* [Supplied data]
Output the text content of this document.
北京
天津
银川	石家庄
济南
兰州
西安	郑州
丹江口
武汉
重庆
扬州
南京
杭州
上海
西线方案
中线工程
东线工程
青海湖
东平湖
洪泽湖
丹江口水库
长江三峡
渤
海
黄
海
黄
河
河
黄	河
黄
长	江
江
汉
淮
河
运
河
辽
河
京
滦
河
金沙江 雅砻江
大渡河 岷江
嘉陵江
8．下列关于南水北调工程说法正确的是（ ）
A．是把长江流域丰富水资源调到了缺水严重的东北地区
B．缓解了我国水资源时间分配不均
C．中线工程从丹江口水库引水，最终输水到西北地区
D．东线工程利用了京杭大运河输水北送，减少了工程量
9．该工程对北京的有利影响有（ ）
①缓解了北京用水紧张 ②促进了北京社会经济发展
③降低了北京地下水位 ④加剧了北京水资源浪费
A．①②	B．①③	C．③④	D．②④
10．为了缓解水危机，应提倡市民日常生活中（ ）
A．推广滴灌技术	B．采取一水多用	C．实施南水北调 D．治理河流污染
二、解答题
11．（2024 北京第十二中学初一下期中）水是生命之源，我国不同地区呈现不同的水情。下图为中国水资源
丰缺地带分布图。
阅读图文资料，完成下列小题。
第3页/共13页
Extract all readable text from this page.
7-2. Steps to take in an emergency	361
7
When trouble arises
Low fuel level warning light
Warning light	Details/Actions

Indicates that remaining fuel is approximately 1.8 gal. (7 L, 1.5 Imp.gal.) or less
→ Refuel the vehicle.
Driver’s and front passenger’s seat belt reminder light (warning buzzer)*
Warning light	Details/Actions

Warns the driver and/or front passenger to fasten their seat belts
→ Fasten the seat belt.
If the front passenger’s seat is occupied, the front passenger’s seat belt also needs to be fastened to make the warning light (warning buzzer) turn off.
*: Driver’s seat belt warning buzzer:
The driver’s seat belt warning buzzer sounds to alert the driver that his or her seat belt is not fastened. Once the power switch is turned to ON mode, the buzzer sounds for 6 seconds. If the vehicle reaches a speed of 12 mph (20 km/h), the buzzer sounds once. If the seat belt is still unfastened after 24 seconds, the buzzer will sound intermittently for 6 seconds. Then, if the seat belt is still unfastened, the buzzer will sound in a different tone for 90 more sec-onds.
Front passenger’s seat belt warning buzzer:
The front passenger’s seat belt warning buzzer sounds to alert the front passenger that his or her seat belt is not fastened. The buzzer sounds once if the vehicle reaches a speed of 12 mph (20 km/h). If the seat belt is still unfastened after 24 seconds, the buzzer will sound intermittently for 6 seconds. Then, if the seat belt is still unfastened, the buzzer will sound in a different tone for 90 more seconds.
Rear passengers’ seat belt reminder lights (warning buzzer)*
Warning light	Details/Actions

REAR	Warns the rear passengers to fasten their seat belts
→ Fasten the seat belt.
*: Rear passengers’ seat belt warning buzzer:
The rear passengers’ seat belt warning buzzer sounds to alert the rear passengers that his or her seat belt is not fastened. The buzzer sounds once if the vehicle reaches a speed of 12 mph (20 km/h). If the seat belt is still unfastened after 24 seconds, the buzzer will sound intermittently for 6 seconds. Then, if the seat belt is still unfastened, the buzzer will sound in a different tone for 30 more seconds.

* [What the task requires]
Without omitting anything, output the entries exactly.

* [Response for this exercise]
Output the text content of this document.
北京
天津
银川	石家庄
济南
兰州
西安	郑州
丹江口
武汉
重庆
扬州
南京
杭州
上海
西线方案
中线工程
东线工程
青海湖
东平湖
洪泽湖
丹江口水库
长江三峡
渤
海
黄
海
黄
河
河
黄	河
黄
长	江
江
汉
淮
河
运
河
辽
河
京
滦
河
金沙江 雅砻江
大渡河 岷江
嘉陵江
8．下列关于南水北调工程说法正确的是（ ）
A．是把长江流域丰富水资源调到了缺水严重的东北地区
B．缓解了我国水资源时间分配不均
C．中线工程从丹江口水库引水，最终输水到西北地区
D．东线工程利用了京杭大运河输水北送，减少了工程量
9．该工程对北京的有利影响有（ ）
①缓解了北京用水紧张 ②促进了北京社会经济发展
③降低了北京地下水位 ④加剧了北京水资源浪费
A．①②	B．①③	C．③④	D．②④
10．为了缓解水危机，应提倡市民日常生活中（ ）
A．推广滴灌技术	B．采取一水多用	C．实施南水北调 D．治理河流污染
二、解答题
11．（2024 北京第十二中学初一下期中）水是生命之源，我国不同地区呈现不同的水情。下图为中国水资源
丰缺地带分布图。
阅读图文资料，完成下列小题。
第3页/共13页
Extract all readable text from this page.
7-2. Steps to take in an emergency	361
7
When trouble arises
Low fuel level warning light
Warning light	Details/Actions

Indicates that remaining fuel is approximately 1.8 gal. (7 L, 1.5 Imp.gal.) or less
→ Refuel the vehicle.
Driver’s and front passenger’s seat belt reminder light (warning buzzer)*
Warning light	Details/Actions

Warns the driver and/or front passenger to fasten their seat belts
→ Fasten the seat belt.
If the front passenger’s seat is occupied, the front passenger’s seat belt also needs to be fastened to make the warning light (warning buzzer) turn off.
*: Driver’s seat belt warning buzzer:
The driver’s seat belt warning buzzer sounds to alert the driver that his or her seat belt is not fastened. Once the power switch is turned to ON mode, the buzzer sounds for 6 seconds. If the vehicle reaches a speed of 12 mph (20 km/h), the buzzer sounds once. If the seat belt is still unfastened after 24 seconds, the buzzer will sound intermittently for 6 seconds. Then, if the seat belt is still unfastened, the buzzer will sound in a different tone for 90 more sec-onds.
Front passenger’s seat belt warning buzzer:
The front passenger’s seat belt warning buzzer sounds to alert the front passenger that his or her seat belt is not fastened. The buzzer sounds once if the vehicle reaches a speed of 12 mph (20 km/h). If the seat belt is still unfastened after 24 seconds, the buzzer will sound intermittently for 6 seconds. Then, if the seat belt is still unfastened, the buzzer will sound in a different tone for 90 more seconds.
Rear passengers’ seat belt reminder lights (warning buzzer)*
Warning light	Details/Actions

REAR	Warns the rear passengers to fasten their seat belts
→ Fasten the seat belt.
*: Rear passengers’ seat belt warning buzzer:
The rear passengers’ seat belt warning buzzer sounds to alert the rear passengers that his or her seat belt is not fastened. The buzzer sounds once if the vehicle reaches a speed of 12 mph (20 km/h). If the seat belt is still unfastened after 24 seconds, the buzzer will sound intermittently for 6 seconds. Then, if the seat belt is still unfastened, the buzzer will sound in a different tone for 30 more seconds.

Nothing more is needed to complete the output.